Identify all lines in the listing that include the word "this", and copy them out.

=== Lines of data ===
::::

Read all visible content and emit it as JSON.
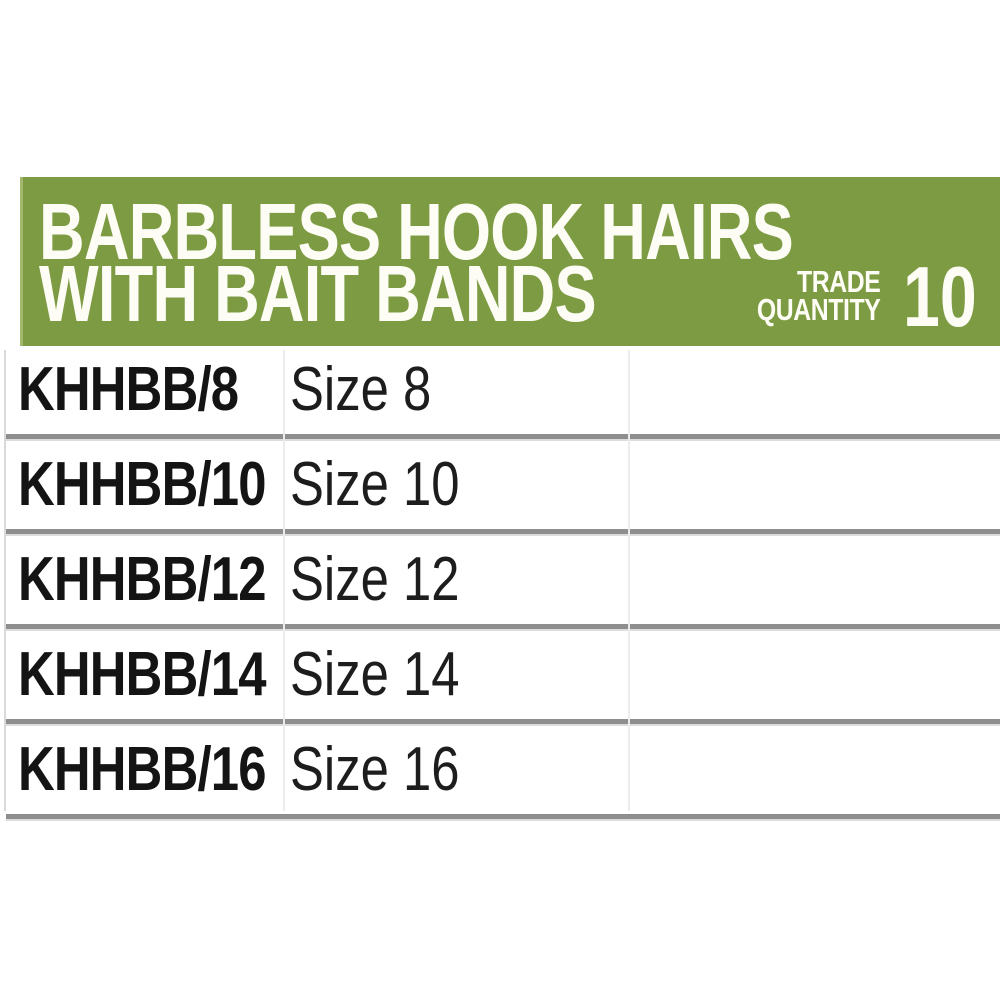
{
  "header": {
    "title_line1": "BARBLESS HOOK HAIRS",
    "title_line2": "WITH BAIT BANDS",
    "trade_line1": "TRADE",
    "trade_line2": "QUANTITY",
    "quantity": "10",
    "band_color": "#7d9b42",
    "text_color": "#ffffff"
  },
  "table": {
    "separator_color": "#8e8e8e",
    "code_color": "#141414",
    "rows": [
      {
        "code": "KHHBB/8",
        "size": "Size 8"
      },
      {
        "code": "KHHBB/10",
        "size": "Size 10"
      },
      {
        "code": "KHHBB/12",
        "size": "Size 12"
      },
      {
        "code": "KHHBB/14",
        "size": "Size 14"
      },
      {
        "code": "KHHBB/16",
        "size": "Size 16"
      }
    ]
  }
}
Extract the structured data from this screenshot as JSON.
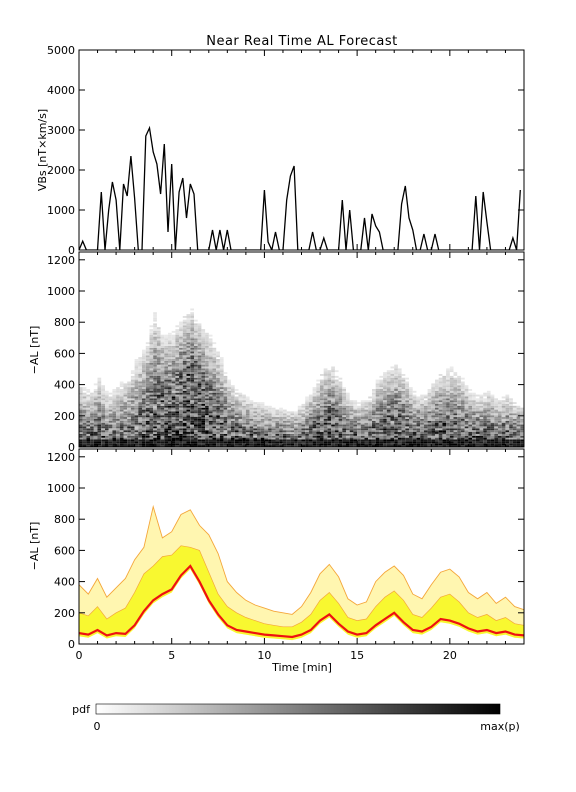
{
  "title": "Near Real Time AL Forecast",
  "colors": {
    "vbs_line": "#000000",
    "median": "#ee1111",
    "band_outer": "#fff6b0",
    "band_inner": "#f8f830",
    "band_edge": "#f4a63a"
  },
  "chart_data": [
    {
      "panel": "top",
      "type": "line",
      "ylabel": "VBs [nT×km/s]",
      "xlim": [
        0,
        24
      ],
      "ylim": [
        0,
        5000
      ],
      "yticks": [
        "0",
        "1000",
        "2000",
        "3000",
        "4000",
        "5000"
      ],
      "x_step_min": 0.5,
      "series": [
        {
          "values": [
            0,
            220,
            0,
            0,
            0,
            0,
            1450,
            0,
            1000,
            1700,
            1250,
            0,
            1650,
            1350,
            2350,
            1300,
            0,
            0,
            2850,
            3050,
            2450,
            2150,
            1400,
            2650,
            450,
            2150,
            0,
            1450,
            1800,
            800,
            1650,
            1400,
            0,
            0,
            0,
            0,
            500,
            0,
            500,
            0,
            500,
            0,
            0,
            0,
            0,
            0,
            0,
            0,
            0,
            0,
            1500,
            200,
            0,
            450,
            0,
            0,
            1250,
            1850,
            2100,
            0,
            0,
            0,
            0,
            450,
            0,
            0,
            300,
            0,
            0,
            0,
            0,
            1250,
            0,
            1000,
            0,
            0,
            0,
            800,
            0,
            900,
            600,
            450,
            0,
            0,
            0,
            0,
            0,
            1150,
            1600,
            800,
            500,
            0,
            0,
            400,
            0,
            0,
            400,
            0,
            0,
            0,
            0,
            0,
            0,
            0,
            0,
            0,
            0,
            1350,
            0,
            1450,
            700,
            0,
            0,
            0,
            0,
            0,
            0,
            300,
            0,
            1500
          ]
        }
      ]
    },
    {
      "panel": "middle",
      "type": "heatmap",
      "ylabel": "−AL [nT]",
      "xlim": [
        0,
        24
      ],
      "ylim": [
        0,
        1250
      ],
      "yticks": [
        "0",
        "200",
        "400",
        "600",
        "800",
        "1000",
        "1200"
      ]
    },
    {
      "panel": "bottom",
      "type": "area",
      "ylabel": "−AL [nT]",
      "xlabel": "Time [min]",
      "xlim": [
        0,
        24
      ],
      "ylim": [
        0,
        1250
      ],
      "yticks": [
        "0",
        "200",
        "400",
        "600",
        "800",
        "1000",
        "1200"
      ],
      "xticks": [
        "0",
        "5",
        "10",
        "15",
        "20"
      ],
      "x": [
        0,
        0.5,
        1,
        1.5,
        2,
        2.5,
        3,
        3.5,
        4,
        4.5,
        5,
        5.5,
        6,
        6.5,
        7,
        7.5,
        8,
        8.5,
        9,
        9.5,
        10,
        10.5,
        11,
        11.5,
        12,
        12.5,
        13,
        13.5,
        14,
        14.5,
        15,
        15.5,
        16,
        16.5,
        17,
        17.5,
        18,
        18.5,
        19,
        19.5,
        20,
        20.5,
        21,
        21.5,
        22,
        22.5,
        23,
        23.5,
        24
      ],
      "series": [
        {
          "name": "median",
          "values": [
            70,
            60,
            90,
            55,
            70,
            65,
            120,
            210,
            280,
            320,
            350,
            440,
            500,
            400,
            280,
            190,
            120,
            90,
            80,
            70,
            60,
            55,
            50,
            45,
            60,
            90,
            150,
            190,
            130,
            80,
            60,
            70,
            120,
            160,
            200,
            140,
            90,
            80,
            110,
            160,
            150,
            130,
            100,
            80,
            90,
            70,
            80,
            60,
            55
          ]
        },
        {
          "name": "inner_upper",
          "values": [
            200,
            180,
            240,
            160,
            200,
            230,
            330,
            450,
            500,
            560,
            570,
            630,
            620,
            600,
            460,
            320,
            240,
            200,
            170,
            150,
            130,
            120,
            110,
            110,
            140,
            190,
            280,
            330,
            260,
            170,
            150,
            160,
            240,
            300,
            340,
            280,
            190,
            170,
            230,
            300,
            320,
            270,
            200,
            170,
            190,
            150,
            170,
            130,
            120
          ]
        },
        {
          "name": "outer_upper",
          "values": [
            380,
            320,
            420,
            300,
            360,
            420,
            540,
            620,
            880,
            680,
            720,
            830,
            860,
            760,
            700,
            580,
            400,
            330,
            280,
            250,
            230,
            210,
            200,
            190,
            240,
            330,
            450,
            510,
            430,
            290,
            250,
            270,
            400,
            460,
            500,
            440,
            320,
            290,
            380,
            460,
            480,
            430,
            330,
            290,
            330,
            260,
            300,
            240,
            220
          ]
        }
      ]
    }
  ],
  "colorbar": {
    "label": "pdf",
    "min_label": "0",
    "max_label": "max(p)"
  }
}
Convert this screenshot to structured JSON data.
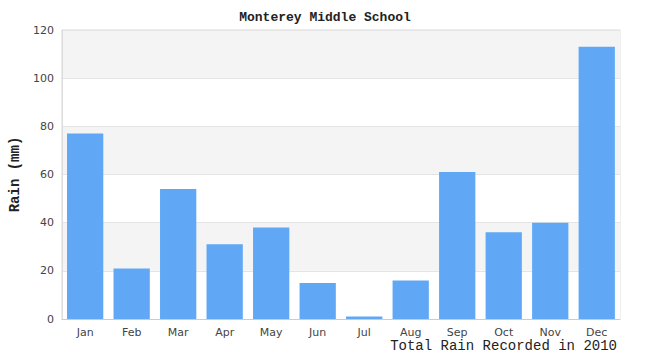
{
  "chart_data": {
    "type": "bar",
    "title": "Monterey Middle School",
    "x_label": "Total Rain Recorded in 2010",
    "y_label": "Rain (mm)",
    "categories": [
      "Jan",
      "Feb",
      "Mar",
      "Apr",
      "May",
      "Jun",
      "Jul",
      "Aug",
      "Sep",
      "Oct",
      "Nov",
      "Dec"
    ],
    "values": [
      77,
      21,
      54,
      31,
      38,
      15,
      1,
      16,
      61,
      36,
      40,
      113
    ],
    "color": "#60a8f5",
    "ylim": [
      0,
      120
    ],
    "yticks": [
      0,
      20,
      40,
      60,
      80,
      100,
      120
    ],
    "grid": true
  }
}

::::

=== Solution to the problem ===
Extract the structured data from this screenshot as JSON.
Convert this screenshot to structured JSON data.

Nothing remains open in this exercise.